• Assignment 1
From the text about osteoporosis below, extract the part that opens with the words containing "It was not a" and closes with "of digging deeper.".
• Assignment 2
Decide whether each statement agrees with the text about osteoporosis below. Answer yes or no for each, and quote the words from the text that settle it.
(a) The study was carried out by a group in New Zealand.
(b) There have been documented cases of Forteo causing cancer in humans.
(c) The hospital-based osteoporosis center prescribes medications to its patients.
• Assignment 3
List every service that the text about osteoporosis below says the hospital-based osteoporosis center provides.

• Source text
______
First - who did the study? Second - was it a controlled study with verifiable data and results? Third - who sustained fractures?
The answers will give you insight into the study.
It was done by a group in New Zealand who got a sustaining grant to study this. They have received numerous monies and have made this their life's work to prove a link. If they don't, the money ceases.
It was not a controlled study; thereby making the results invalid.
What is not being said because it doesn't suit the desired outcome is that just as many people had this type of fracture who were NOT on medications as did people who were.
It also needs to be said that these are subtrochanteric fractures, not the common femoral neck fractures that are mostly seen with osteoporosis. Subtrochanteric fractures affect the long bone of the hip only.
I think too many people see a headline or summary of a story and take it at face value instead of digging deeper.
You've already had 3 fractures. Prior to that, you were diagnosed with osteoporosis at an early age. That gives you more years to have thinning bones and fractures than someone who is diagnosed later in life. You want to take care to safeguard your active and independent lifestyle. It has already been compromised by the fractures.
I think you should take your doctor's advice about the Forteo. There has been NO documented case of Forteo causing cancer in a human being. The sentence about cancer was because in the initial study some rats developed cancer. That doesn't mean a human will. And so far they haven't.
Forteo is a good drug. It can build you new bone. After your two year course of treatment, you take a bisphosphonate to strengthen the new bone you have.
Stay away from Dr Brown's program. It is not for people in your condition. There is NO natural way to reduce your risk of fracture once you're as deep into osteoporosis as you are. It may work for those people who have numbers in the low normal to high osteopenic range.
It also needs to be said that arthritis makes the bone look denser. That shows up in a higher T-score. People often believe their bones are improving because their T-scores are higher when it just means their arthritis is worse. Bone health is not determined by T-score alone. There are many factors that go into play here.
The USA practices EBM or Evidence Based Medicine. That means no medication is released that hasn't been tested and proven to be effective in many controlled drug trials. It's wonderful that we have this. It doesn't mean that there can't be side effects. Everything you put in your body has the potential for side effects. Not everybody has them. Ever seen someone on prednisone? They're miserable and bloated. Why do they take it?? Because it saves lives. You have to weigh your risk of having another fracture (high for you) against any possible side effects.
I also need to assure you that I do not work for a drug company, nor do we in our hospital based osteoporosis center, recommend or prescribe any medications. The patient's personal physician is the only one who does that. We do DXA testing, offer rehab/education classes, facilitate an osteoporosis support group and osteo exercise classes only.View Thread
Based on the information you've given, if I were you, I'd go back on the Fosamax. It appears you had a good response to it. Or maybe even Reclast as it's given annually.
If you started medication at age 49 and went through menopause at age 56 with no HRT, your bone density would have decreased somewhat simply due to the lack of estrogen. Your biggest drop came when you switched from Fosamax to Evista.
I'm not aware of a 7 year rule for Fosamax. What we suggest to our patients is that IF they want a drug "holiday" and they've not had any fractures, stop the meds. If they remain stable at their next testing, they can continue without meds. However, if they have a drop, they are to resume treatment. Looks to me like you fit that criteria.
Love Sara Meeks. She's given several workshops here at our hospital for our osteoporosis team of healthcare workers. Good that you have her book. I'd be real careful with the zumba and pilates though. Make sure your instructors know you have osteoporosis and that they are aware of safe moves to make.
______
• Source information
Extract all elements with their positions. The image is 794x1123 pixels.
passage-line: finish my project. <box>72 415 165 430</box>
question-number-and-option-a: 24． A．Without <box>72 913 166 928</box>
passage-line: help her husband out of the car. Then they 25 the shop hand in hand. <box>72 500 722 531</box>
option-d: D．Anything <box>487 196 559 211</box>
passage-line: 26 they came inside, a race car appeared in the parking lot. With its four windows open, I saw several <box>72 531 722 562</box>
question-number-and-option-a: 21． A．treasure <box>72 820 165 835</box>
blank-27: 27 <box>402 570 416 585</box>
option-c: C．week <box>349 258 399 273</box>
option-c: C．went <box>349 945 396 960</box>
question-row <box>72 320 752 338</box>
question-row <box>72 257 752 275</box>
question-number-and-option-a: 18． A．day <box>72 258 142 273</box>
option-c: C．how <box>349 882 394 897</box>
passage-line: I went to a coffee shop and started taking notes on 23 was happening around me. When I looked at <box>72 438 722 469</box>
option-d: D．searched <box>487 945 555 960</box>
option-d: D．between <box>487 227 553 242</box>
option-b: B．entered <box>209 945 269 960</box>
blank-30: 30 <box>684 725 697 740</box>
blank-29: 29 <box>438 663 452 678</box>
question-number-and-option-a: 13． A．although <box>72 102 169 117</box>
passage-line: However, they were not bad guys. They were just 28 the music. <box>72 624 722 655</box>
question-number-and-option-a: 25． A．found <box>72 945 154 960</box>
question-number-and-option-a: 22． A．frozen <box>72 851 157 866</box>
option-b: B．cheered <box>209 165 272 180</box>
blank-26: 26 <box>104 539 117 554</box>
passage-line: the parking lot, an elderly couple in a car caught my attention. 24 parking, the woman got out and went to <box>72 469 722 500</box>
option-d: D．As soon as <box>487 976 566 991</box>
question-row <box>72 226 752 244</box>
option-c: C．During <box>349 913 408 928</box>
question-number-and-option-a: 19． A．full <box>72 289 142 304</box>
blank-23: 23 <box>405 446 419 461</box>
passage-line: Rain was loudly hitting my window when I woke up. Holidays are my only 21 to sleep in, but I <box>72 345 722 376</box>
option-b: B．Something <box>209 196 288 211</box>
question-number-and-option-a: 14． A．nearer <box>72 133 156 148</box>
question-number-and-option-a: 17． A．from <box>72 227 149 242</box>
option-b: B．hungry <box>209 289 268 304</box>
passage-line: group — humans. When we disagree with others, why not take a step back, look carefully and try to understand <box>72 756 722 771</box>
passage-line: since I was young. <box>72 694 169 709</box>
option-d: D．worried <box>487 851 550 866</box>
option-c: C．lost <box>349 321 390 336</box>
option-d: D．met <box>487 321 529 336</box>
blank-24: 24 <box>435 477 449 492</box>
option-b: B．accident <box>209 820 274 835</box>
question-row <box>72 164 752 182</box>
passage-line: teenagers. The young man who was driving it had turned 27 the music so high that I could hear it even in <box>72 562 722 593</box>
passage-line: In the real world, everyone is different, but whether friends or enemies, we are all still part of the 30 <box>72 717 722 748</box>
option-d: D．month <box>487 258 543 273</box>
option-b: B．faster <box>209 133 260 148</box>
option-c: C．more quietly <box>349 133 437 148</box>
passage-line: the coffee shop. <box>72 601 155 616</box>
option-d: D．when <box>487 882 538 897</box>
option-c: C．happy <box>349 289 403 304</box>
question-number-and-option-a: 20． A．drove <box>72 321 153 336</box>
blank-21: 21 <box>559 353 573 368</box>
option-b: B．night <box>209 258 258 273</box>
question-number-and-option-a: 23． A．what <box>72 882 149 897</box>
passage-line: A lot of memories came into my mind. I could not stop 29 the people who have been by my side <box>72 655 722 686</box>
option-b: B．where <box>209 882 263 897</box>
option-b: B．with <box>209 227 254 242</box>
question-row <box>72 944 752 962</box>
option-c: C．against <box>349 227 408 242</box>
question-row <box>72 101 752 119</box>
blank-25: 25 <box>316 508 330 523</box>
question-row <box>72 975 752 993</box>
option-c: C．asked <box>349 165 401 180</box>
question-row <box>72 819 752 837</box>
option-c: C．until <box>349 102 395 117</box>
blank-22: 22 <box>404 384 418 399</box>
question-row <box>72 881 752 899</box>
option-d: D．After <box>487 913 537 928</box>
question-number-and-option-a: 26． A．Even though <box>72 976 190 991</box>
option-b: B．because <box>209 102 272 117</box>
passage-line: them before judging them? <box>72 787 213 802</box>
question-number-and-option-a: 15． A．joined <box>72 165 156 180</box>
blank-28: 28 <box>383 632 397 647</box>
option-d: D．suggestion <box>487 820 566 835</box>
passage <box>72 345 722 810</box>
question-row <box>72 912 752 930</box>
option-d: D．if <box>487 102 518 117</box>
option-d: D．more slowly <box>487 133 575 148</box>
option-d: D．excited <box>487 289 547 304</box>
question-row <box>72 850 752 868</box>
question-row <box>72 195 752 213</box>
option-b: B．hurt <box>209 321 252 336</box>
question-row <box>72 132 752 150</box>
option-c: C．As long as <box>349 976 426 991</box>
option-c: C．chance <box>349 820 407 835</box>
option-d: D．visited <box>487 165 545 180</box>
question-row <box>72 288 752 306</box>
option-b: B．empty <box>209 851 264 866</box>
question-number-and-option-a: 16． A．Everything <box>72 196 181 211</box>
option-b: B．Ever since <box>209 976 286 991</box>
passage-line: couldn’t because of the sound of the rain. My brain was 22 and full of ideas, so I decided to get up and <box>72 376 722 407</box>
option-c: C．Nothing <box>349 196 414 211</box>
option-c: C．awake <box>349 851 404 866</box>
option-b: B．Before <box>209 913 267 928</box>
______
• Task answer 1
It was not a controlled study; thereby making the results invalid.
What is not being said because it doesn't suit the desired outcome is that just as many people had this type of fracture who were NOT on medications as did people who were.
It also needs to be said that these are subtrochanteric fractures, not the common femoral neck fractures that are mostly seen with osteoporosis. Subtrochanteric fractures affect the long bone of the hip only.
I think too many people see a headline or summary of a story and take it at face value instead of digging deeper.

• Task answer 2
(a) Yes: "It was done by a group in New Zealand who got a sustaining grant to study this."
(b) No: "There has been NO documented case of Forteo causing cancer in a human being."
(c) No: "nor do we in our hospital based osteoporosis center, recommend or prescribe any medications."

• Task answer 3
DXA testing
rehab/education classes
an osteoporosis support group
osteo exercise classes